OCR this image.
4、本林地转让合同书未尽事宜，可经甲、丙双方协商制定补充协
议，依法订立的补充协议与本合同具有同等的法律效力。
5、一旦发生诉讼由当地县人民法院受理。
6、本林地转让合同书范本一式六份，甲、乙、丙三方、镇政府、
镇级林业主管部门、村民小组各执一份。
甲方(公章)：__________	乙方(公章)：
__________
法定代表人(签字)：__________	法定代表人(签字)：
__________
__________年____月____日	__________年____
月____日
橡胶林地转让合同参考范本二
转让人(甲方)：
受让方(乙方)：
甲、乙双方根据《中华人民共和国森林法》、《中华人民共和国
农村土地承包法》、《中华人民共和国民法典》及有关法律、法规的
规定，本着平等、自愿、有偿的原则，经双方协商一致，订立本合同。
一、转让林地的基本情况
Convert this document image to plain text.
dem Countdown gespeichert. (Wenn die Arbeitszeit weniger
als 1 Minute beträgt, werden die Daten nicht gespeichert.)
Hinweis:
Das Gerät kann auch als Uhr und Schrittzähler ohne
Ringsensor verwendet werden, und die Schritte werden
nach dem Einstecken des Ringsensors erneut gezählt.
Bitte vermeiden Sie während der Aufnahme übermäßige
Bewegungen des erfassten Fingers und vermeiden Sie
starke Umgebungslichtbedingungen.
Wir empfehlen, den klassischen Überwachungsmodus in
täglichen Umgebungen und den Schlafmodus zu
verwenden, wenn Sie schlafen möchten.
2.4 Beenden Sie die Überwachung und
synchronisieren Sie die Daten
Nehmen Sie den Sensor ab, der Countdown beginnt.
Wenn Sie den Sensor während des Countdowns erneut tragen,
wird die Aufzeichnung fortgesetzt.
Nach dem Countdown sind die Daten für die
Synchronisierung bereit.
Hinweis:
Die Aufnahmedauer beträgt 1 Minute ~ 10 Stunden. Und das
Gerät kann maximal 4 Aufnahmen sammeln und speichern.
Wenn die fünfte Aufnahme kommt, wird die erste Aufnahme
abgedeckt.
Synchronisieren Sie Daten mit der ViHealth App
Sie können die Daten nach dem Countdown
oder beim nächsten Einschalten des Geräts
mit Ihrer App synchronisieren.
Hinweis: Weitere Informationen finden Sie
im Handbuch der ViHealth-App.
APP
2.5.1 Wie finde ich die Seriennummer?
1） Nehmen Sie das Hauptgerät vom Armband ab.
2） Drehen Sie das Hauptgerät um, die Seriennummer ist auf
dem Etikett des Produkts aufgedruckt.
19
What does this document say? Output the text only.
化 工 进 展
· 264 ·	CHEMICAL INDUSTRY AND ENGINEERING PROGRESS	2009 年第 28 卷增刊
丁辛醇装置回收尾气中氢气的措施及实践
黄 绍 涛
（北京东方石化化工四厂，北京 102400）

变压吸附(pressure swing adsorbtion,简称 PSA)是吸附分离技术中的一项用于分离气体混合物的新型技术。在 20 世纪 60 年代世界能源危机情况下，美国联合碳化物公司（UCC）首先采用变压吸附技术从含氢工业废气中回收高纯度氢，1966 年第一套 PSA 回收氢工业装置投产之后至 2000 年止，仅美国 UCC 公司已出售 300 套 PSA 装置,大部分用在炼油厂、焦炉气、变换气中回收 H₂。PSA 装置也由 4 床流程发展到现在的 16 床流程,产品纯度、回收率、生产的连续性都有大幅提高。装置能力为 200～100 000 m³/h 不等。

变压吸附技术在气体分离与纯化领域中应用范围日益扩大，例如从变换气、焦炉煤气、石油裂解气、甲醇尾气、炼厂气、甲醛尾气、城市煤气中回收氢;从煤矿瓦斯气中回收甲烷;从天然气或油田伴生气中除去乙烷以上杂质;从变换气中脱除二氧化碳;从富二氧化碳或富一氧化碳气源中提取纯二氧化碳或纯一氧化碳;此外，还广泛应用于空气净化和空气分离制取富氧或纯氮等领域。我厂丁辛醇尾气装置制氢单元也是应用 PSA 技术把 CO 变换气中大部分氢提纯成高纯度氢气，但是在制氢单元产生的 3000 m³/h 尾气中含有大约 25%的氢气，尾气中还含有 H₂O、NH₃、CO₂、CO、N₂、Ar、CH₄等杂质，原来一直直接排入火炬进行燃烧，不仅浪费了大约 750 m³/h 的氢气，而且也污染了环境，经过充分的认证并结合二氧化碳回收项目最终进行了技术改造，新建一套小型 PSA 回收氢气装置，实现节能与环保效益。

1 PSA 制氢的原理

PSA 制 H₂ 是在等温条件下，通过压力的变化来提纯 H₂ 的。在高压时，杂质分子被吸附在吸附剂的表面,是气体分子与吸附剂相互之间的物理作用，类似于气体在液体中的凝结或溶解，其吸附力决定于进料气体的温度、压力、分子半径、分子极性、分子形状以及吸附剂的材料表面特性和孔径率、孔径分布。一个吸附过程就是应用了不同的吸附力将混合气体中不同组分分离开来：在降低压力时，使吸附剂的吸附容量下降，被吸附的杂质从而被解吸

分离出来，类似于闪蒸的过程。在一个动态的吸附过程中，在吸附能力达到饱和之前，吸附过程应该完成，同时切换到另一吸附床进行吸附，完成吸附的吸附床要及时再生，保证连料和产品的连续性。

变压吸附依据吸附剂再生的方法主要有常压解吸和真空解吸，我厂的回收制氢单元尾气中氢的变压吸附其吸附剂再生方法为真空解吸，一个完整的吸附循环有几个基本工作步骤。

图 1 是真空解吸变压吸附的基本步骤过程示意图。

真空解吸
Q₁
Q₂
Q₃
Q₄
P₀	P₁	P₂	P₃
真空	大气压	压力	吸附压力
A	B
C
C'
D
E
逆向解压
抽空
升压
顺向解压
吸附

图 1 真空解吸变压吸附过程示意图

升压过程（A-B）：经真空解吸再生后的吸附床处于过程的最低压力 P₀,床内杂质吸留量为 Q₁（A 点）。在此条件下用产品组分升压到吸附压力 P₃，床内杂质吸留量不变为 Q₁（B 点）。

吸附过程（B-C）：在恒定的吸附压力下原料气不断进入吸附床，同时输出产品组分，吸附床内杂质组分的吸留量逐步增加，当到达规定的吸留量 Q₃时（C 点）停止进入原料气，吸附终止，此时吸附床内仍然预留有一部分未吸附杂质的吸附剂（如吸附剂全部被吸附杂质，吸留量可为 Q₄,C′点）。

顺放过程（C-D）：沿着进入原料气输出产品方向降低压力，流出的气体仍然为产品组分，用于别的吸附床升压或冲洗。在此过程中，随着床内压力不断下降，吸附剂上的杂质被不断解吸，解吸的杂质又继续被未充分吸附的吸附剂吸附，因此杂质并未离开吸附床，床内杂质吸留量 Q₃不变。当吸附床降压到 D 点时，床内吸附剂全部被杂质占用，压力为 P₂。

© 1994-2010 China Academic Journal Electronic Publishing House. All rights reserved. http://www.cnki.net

▸ **TASK OBJECTIVE**: Where a line of the material above holds the string "document", copy that line.

▸ **FULL SOLUTION**:
Convert this document image to plain text.
What does this document say? Output the text only.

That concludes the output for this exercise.